**** Record list ****

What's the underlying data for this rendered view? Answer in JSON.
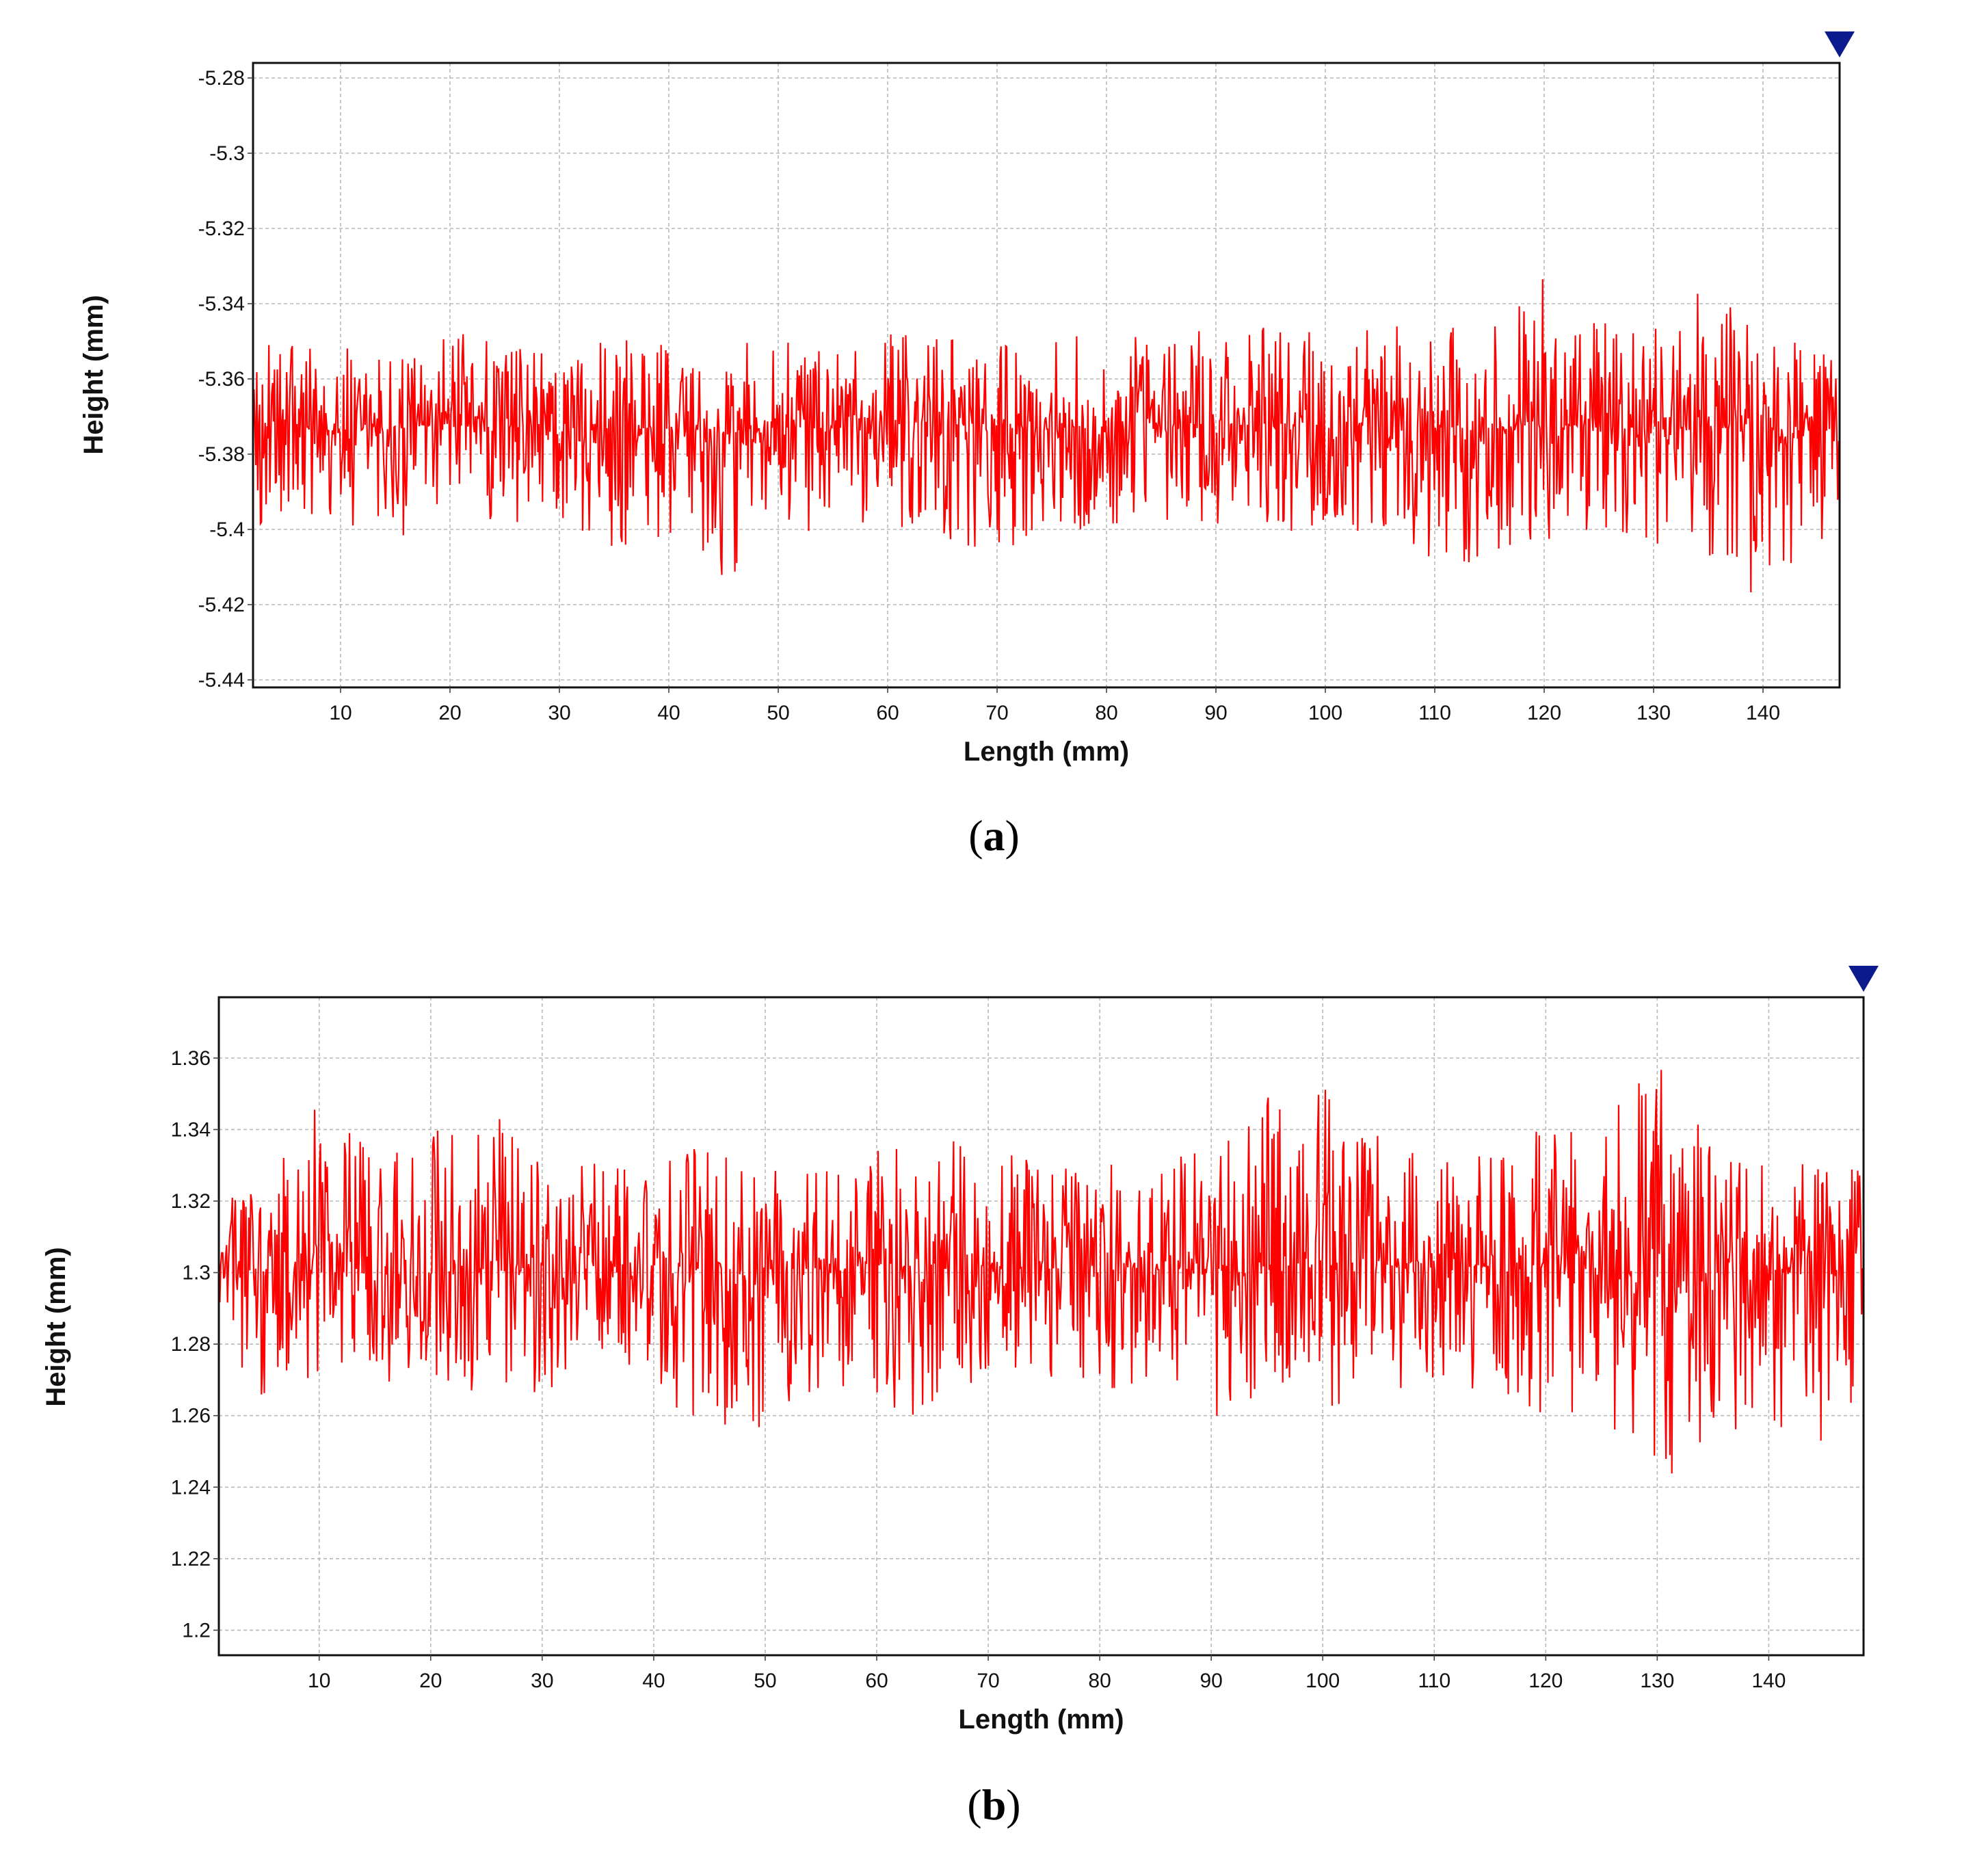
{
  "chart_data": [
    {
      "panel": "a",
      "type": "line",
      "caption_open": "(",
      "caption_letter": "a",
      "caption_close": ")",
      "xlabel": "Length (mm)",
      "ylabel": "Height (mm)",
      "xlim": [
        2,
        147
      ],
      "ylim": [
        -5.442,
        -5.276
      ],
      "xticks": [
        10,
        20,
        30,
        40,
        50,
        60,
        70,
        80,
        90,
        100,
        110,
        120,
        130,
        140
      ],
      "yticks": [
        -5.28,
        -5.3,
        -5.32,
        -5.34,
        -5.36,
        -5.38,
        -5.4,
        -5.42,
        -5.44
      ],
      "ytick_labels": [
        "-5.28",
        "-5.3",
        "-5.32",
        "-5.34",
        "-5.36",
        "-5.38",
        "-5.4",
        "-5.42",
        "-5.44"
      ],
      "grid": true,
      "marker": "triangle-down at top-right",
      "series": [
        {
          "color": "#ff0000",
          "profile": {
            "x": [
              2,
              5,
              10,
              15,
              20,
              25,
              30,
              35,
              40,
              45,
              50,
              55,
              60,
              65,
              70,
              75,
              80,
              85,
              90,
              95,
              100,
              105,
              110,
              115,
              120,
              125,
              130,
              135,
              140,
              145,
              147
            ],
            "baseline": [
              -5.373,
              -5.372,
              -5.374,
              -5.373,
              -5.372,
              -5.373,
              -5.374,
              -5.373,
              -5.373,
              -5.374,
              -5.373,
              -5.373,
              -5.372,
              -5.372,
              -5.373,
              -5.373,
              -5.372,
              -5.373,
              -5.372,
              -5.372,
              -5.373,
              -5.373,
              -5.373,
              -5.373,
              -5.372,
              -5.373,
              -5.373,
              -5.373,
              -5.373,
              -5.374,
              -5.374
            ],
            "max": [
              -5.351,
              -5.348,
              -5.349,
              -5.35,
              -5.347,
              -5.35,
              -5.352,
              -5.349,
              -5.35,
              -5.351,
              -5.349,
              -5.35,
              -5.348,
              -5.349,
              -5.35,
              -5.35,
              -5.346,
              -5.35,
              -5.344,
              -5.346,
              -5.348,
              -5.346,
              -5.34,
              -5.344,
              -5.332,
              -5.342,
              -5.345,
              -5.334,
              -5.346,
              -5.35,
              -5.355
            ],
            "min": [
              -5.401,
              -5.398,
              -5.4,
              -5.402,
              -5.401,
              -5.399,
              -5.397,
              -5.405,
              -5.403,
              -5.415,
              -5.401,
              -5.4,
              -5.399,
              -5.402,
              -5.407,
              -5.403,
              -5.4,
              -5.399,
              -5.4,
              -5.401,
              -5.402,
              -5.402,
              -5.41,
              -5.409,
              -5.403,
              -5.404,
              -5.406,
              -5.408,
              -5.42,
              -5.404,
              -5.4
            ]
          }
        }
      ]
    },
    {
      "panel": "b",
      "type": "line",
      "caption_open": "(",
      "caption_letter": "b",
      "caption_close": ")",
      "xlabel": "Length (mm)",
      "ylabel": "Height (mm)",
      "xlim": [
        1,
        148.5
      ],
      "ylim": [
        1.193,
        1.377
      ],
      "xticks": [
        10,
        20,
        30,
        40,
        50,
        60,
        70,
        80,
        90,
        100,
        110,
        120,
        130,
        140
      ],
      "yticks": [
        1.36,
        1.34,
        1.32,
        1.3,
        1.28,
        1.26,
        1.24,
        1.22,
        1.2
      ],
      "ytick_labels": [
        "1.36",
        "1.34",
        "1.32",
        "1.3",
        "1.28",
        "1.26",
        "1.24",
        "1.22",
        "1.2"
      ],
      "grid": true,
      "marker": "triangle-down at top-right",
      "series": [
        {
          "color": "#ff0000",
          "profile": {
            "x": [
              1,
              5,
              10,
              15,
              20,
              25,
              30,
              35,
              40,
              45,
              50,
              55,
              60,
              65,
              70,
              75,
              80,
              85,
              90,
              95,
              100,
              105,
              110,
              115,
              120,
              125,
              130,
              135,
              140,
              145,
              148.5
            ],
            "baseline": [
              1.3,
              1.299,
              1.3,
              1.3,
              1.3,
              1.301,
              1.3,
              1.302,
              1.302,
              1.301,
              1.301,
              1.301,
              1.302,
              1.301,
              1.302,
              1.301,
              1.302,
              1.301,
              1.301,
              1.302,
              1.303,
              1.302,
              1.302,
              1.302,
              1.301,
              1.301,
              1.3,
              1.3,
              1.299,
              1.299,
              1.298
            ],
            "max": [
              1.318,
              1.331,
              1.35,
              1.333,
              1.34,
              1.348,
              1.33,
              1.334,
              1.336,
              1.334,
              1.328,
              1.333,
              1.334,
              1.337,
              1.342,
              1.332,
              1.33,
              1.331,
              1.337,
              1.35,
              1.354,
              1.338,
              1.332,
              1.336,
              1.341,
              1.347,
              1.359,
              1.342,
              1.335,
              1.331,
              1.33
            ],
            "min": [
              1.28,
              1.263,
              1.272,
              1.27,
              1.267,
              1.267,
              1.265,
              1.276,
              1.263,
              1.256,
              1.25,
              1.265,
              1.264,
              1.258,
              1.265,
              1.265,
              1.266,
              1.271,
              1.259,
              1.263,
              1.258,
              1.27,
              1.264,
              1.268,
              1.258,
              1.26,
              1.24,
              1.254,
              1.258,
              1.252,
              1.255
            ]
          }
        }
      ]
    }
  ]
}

****
**** Record list ****

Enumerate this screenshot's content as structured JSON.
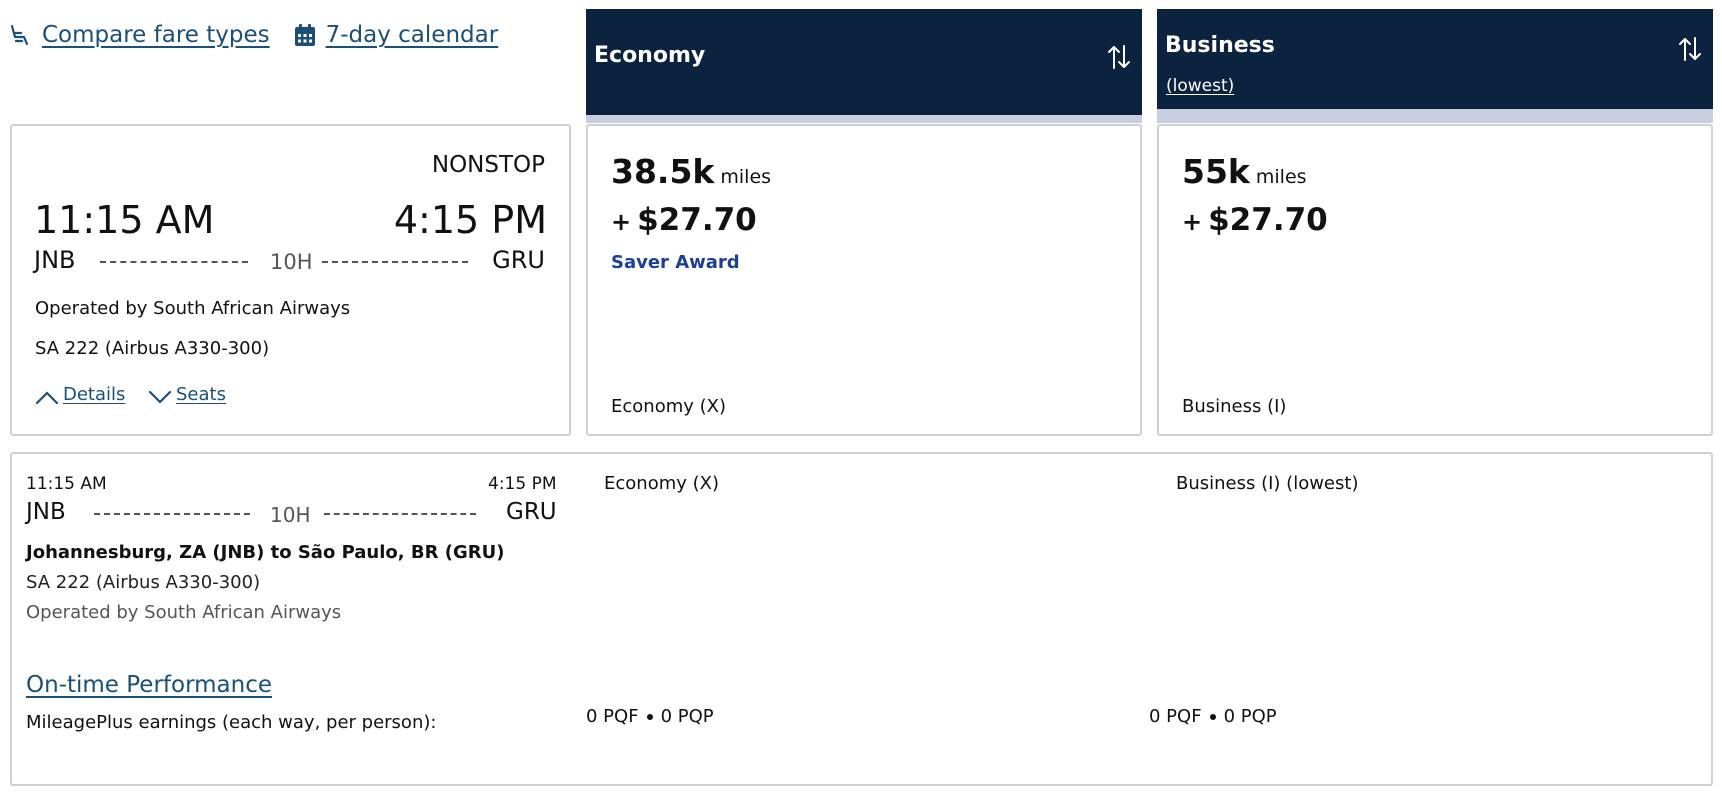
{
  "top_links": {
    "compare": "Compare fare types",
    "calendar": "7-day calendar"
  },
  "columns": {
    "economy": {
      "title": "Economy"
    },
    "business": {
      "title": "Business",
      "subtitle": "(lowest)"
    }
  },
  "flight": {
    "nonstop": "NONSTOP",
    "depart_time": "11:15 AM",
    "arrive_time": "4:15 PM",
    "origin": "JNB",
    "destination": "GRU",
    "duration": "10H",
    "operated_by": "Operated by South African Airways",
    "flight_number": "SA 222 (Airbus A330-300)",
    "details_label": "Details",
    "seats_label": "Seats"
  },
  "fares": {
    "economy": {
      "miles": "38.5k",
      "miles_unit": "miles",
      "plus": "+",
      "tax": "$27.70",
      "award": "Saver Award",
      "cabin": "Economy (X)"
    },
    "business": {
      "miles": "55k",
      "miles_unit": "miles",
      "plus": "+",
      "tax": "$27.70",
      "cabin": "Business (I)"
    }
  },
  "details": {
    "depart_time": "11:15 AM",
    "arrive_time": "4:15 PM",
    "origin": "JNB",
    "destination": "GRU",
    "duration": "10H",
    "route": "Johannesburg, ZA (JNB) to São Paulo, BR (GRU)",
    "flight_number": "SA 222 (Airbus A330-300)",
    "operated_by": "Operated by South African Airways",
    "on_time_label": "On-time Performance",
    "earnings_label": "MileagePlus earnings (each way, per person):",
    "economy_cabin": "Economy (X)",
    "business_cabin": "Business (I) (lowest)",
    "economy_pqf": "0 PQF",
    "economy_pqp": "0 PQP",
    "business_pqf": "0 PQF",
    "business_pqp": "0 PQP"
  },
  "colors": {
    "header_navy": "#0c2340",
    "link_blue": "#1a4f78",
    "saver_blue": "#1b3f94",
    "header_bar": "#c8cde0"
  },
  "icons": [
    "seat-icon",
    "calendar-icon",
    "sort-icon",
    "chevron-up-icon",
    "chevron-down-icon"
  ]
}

****

Request:
What is the number of lines that hold the string "this"? Reply with that number alone.

Expected answer:
2